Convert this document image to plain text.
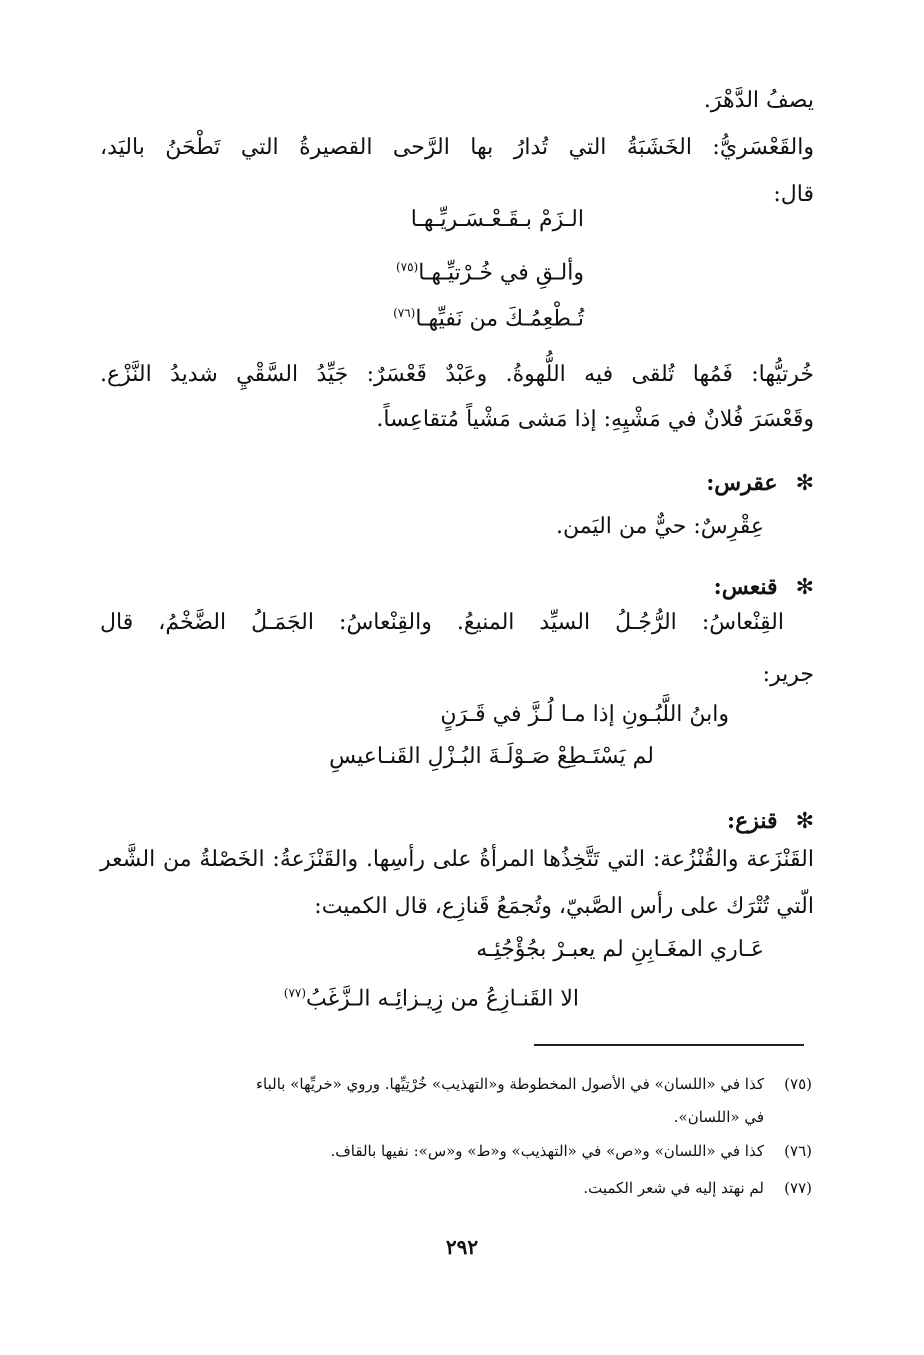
يصفُ الدَّهْرَ.
والقَعْسَريُّ: الخَشَبَةُ التي تُدارُ بها الرَّحى القصيرةُ التي تَطْحَنُ باليَد،
قال:
الـزَمْ بـقَـعْـسَـريِّـهـا
وألـقِ في خُـرْتيِّـهـا$^{(٧٥)}$
تُـطْعِمُـكَ من نَفيِّهـا$^{(٧٦)}$
خُرتيُّها: فَمُها تُلقى فيه اللُّهوةُ. وعَبْدٌ قَعْسَرٌ: جَيِّدُ السَّقْيِ شديدُ النَّزْع.
وقَعْسَرَ فُلانٌ في مَشْيِهِ: إذا مَشى مَشْياً مُتقاعِساً.
✻عقرس:
عِقْرِسٌ: حيٌّ من اليَمن.
✻قنعس:
القِنْعاسُ: الرُّجُـلُ السيِّد المنيعُ. والقِنْعاسُ: الجَمَـلُ الضَّخْمُ، قال
جرير:
وابنُ اللَّبُـونِ إذا مـا لُـزَّ في قَـرَنٍ
لم يَسْتَـطِعْ صَـوْلَـةَ البُـزْلِ القَنـاعيسِ
✻قنزع:
القَنْزَعة والقُنْزُعة: التي تَتَّخِذُها المرأةُ على رأسِها. والقَنْزَعةُ: الخَصْلةُ من الشَّعر
الّتي تُتْرَك على رأس الصَّبيّ، وتُجمَعُ قَنازِع، قال الكميت:
عَـاري المغَـابِنِ لم يعبـرْ بجُؤْجُئِـه
الا القَنـازِعُ من زِيـزائِـه الـزَّغَبُ$^{(٧٧)}$
(٧٥)كذا في «اللسان» في الأصول المخطوطة و«التهذيب» خُرْتِيِّها. وروي «خريِّها» بالباء
في «اللسان».
(٧٦)كذا في «اللسان» و«ص» في «التهذيب» و«ط» و«س»: نفيها بالقاف.
(٧٧)لم نهتد إليه في شعر الكميت.
٢٩٢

Exercise directions: Return all the lines that contain the string "التهذيب".

In response:
(٧٥)كذا في «اللسان» في الأصول المخطوطة و«التهذيب» خُرْتِيِّها. وروي «خريِّها» بالباء
(٧٦)كذا في «اللسان» و«ص» في «التهذيب» و«ط» و«س»: نفيها بالقاف.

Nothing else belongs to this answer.